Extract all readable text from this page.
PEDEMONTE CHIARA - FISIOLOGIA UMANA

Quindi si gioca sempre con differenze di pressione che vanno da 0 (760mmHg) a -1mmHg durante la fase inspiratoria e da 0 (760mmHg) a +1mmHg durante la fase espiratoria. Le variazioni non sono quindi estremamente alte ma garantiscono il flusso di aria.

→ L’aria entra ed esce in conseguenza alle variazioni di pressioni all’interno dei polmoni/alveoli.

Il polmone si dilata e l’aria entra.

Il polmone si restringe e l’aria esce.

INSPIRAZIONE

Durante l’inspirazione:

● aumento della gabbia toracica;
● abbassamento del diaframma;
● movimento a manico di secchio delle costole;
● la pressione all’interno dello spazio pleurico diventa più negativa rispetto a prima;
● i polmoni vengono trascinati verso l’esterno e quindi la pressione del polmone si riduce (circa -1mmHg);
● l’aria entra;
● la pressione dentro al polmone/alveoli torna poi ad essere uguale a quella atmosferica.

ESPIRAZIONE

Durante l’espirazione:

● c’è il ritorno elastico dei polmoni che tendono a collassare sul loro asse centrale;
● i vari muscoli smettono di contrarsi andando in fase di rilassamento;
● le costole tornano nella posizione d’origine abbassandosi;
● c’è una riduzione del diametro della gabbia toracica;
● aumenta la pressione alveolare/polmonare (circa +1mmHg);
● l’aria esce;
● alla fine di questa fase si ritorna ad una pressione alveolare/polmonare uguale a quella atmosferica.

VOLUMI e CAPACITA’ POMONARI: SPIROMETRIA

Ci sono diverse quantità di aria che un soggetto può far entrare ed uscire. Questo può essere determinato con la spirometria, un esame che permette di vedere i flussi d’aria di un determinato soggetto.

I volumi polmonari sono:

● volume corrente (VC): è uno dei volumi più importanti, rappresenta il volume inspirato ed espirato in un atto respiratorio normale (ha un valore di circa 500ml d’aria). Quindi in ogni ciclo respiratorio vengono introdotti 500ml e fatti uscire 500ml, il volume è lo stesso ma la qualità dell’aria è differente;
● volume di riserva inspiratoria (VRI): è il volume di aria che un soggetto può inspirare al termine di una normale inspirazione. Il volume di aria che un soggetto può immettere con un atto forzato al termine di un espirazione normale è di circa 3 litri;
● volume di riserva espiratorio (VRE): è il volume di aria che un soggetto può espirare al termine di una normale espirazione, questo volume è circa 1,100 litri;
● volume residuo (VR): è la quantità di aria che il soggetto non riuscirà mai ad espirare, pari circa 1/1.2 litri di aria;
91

→ **What to work on**
Return each line among the entries that holds the word "alveoli".

→ **Task solution**
→ L’aria entra ed esce in conseguenza alle variazioni di pressioni all’interno dei polmoni/alveoli.
● la pressione dentro al polmone/alveoli torna poi ad essere uguale a quella atmosferica.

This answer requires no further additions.